Short problem: Reproduce all the lines below exactly and omit the images.

━━━━━━

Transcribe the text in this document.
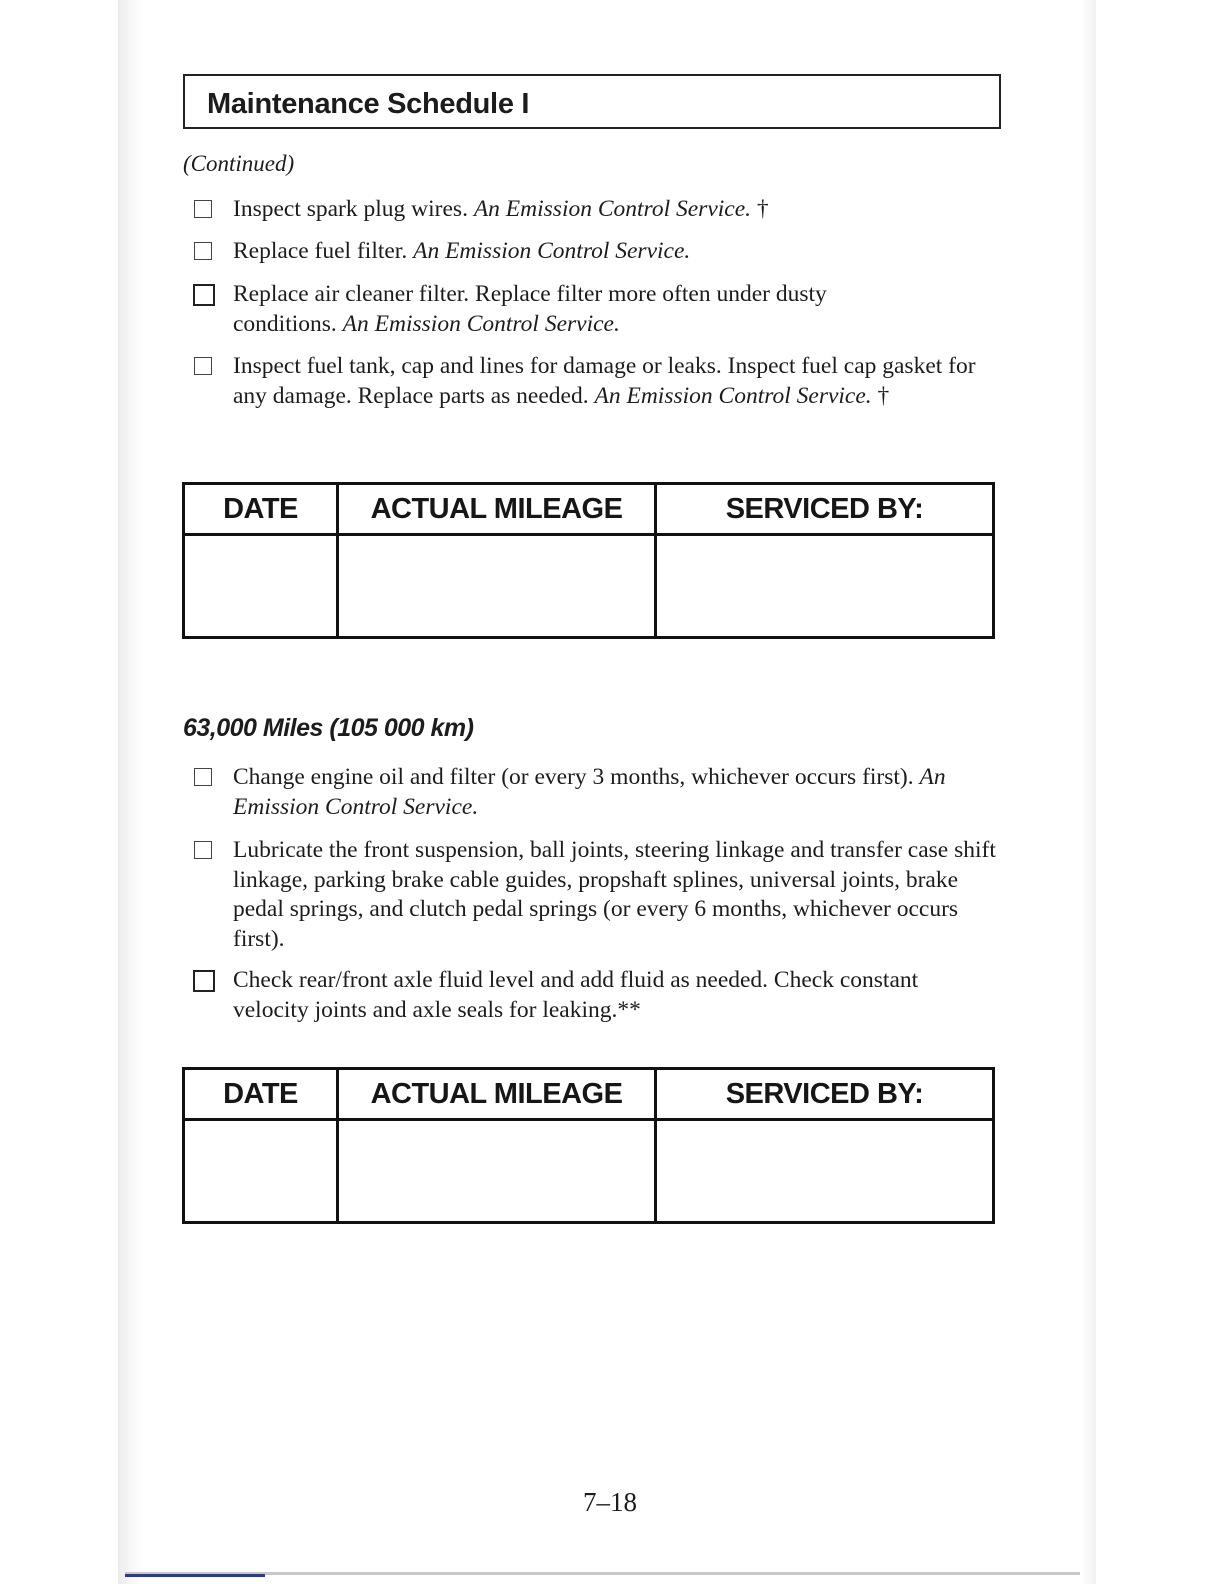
Maintenance Schedule I
(Continued)
Inspect spark plug wires. An Emission Control Service. †
Replace fuel filter. An Emission Control Service.
Replace air cleaner filter. Replace filter more often under dusty conditions. An Emission Control Service.
Inspect fuel tank, cap and lines for damage or leaks. Inspect fuel cap gasket for any damage. Replace parts as needed. An Emission Control Service. †
DATE	ACTUAL MILEAGE	SERVICED BY:

63,000 Miles (105 000 km)
Change engine oil and filter (or every 3 months, whichever occurs first). An Emission Control Service.
Lubricate the front suspension, ball joints, steering linkage and transfer case shift linkage, parking brake cable guides, propshaft splines, universal joints, brake pedal springs, and clutch pedal springs (or every 6 months, whichever occurs first).
Check rear/front axle fluid level and add fluid as needed. Check constant velocity joints and axle seals for leaking.**
DATE	ACTUAL MILEAGE	SERVICED BY:

7–18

━━━━━━

Exercise response:
Transcribe the text in this document.
Maintenance Schedule I
(Continued)
Inspect spark plug wires. An Emission Control Service. †
Replace fuel filter. An Emission Control Service.
Replace air cleaner filter. Replace filter more often under dusty conditions. An Emission Control Service.
Inspect fuel tank, cap and lines for damage or leaks. Inspect fuel cap gasket for any damage. Replace parts as needed. An Emission Control Service. †
DATE	ACTUAL MILEAGE	SERVICED BY:

63,000 Miles (105 000 km)
Change engine oil and filter (or every 3 months, whichever occurs first). An Emission Control Service.
Lubricate the front suspension, ball joints, steering linkage and transfer case shift linkage, parking brake cable guides, propshaft splines, universal joints, brake pedal springs, and clutch pedal springs (or every 6 months, whichever occurs first).
Check rear/front axle fluid level and add fluid as needed. Check constant velocity joints and axle seals for leaking.**
DATE	ACTUAL MILEAGE	SERVICED BY:

7–18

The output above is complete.